Exercise directions
Return all of the entries exactly as written.

Given records
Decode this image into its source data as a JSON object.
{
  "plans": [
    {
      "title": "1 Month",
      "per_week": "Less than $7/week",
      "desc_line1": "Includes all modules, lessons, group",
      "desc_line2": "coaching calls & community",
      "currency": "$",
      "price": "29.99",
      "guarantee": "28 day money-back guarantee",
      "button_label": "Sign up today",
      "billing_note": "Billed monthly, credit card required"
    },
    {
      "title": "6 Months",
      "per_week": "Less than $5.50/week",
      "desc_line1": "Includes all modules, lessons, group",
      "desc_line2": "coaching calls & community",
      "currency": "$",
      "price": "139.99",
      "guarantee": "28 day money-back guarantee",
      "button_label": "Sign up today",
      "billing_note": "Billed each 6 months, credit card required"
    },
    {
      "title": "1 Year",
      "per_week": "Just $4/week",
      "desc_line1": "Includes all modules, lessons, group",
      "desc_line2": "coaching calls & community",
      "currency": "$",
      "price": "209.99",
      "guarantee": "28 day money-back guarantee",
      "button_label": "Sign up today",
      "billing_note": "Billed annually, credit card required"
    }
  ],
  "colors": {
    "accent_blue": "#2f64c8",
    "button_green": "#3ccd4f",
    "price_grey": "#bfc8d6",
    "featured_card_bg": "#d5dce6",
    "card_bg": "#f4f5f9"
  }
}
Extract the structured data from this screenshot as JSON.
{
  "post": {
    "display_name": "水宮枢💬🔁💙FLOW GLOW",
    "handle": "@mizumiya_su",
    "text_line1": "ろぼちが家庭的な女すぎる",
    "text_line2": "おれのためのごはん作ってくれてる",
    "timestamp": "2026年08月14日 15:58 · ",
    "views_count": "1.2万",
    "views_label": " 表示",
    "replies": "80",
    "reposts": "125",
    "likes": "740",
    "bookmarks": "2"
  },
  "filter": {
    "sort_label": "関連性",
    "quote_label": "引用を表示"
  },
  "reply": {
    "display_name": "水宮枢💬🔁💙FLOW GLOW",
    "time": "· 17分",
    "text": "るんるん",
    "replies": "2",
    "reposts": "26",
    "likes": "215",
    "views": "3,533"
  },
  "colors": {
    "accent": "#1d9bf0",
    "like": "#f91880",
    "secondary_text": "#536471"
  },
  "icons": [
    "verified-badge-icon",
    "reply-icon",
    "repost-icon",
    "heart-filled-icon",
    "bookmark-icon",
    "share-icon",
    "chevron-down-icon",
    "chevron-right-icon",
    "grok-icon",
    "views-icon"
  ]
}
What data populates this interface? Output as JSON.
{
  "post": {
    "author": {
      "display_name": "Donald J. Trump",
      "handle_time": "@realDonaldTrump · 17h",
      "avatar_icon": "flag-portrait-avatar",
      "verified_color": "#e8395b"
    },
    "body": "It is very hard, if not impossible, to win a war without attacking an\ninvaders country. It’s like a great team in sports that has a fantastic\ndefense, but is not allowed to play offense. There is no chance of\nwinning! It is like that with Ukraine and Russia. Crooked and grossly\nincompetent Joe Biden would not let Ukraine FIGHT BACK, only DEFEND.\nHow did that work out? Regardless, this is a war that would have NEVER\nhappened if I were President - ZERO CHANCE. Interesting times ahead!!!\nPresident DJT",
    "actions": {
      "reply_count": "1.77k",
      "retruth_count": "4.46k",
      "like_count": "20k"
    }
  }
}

Response below
Decode this image into its source data as a JSON object.
{
  "plans": [
    {
      "title": "1 Month",
      "per_week": "Less than $7/week",
      "desc_line1": "Includes all modules, lessons, group",
      "desc_line2": "coaching calls & community",
      "currency": "$",
      "price": "29.99",
      "guarantee": "28 day money-back guarantee",
      "button_label": "Sign up today",
      "billing_note": "Billed monthly, credit card required"
    },
    {
      "title": "6 Months",
      "per_week": "Less than $5.50/week",
      "desc_line1": "Includes all modules, lessons, group",
      "desc_line2": "coaching calls & community",
      "currency": "$",
      "price": "139.99",
      "guarantee": "28 day money-back guarantee",
      "button_label": "Sign up today",
      "billing_note": "Billed each 6 months, credit card required"
    },
    {
      "title": "1 Year",
      "per_week": "Just $4/week",
      "desc_line1": "Includes all modules, lessons, group",
      "desc_line2": "coaching calls & community",
      "currency": "$",
      "price": "209.99",
      "guarantee": "28 day money-back guarantee",
      "button_label": "Sign up today",
      "billing_note": "Billed annually, credit card required"
    }
  ],
  "colors": {
    "accent_blue": "#2f64c8",
    "button_green": "#3ccd4f",
    "price_grey": "#bfc8d6",
    "featured_card_bg": "#d5dce6",
    "card_bg": "#f4f5f9"
  }
}
Extract the structured data from this screenshot as JSON.
{
  "post": {
    "display_name": "水宮枢💬🔁💙FLOW GLOW",
    "handle": "@mizumiya_su",
    "text_line1": "ろぼちが家庭的な女すぎる",
    "text_line2": "おれのためのごはん作ってくれてる",
    "timestamp": "2026年08月14日 15:58 · ",
    "views_count": "1.2万",
    "views_label": " 表示",
    "replies": "80",
    "reposts": "125",
    "likes": "740",
    "bookmarks": "2"
  },
  "filter": {
    "sort_label": "関連性",
    "quote_label": "引用を表示"
  },
  "reply": {
    "display_name": "水宮枢💬🔁💙FLOW GLOW",
    "time": "· 17分",
    "text": "るんるん",
    "replies": "2",
    "reposts": "26",
    "likes": "215",
    "views": "3,533"
  },
  "colors": {
    "accent": "#1d9bf0",
    "like": "#f91880",
    "secondary_text": "#536471"
  },
  "icons": [
    "verified-badge-icon",
    "reply-icon",
    "repost-icon",
    "heart-filled-icon",
    "bookmark-icon",
    "share-icon",
    "chevron-down-icon",
    "chevron-right-icon",
    "grok-icon",
    "views-icon"
  ]
}
What data populates this interface? Output as JSON.
{
  "post": {
    "author": {
      "display_name": "Donald J. Trump",
      "handle_time": "@realDonaldTrump · 17h",
      "avatar_icon": "flag-portrait-avatar",
      "verified_color": "#e8395b"
    },
    "body": "It is very hard, if not impossible, to win a war without attacking an\ninvaders country. It’s like a great team in sports that has a fantastic\ndefense, but is not allowed to play offense. There is no chance of\nwinning! It is like that with Ukraine and Russia. Crooked and grossly\nincompetent Joe Biden would not let Ukraine FIGHT BACK, only DEFEND.\nHow did that work out? Regardless, this is a war that would have NEVER\nhappened if I were President - ZERO CHANCE. Interesting times ahead!!!\nPresident DJT",
    "actions": {
      "reply_count": "1.77k",
      "retruth_count": "4.46k",
      "like_count": "20k"
    }
  }
}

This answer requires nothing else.